Report every line in the listing below where the string "this" shows up.

----

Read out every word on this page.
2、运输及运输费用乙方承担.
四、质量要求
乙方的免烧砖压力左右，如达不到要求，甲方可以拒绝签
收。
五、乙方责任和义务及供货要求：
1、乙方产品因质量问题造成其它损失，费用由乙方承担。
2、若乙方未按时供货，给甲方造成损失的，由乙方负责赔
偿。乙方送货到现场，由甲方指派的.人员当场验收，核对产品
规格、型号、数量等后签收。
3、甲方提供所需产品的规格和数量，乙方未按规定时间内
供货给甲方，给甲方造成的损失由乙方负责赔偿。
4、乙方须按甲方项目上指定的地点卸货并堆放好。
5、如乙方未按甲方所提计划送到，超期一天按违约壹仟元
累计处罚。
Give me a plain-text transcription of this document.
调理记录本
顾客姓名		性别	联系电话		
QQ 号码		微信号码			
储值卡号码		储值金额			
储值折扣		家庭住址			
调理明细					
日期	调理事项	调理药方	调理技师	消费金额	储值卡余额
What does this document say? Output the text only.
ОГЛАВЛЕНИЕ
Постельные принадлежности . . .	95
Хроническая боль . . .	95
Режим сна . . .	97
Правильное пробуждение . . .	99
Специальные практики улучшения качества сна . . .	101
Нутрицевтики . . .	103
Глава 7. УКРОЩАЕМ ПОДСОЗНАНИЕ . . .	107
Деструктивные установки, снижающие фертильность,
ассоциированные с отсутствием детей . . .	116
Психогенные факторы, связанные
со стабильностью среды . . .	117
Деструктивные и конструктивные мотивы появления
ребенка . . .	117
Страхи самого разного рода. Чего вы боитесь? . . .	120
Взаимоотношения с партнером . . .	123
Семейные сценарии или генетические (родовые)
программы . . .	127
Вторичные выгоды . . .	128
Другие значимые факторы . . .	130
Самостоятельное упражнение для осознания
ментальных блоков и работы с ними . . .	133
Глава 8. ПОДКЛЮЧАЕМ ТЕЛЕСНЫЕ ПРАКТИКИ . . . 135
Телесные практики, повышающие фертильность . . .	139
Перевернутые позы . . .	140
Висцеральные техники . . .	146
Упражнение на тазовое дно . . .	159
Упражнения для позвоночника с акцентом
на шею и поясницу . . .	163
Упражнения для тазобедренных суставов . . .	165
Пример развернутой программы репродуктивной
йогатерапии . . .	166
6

----

» Written answer:
Read out every word on this page.
Give me a plain-text transcription of this document.
What does this document say? Output the text only.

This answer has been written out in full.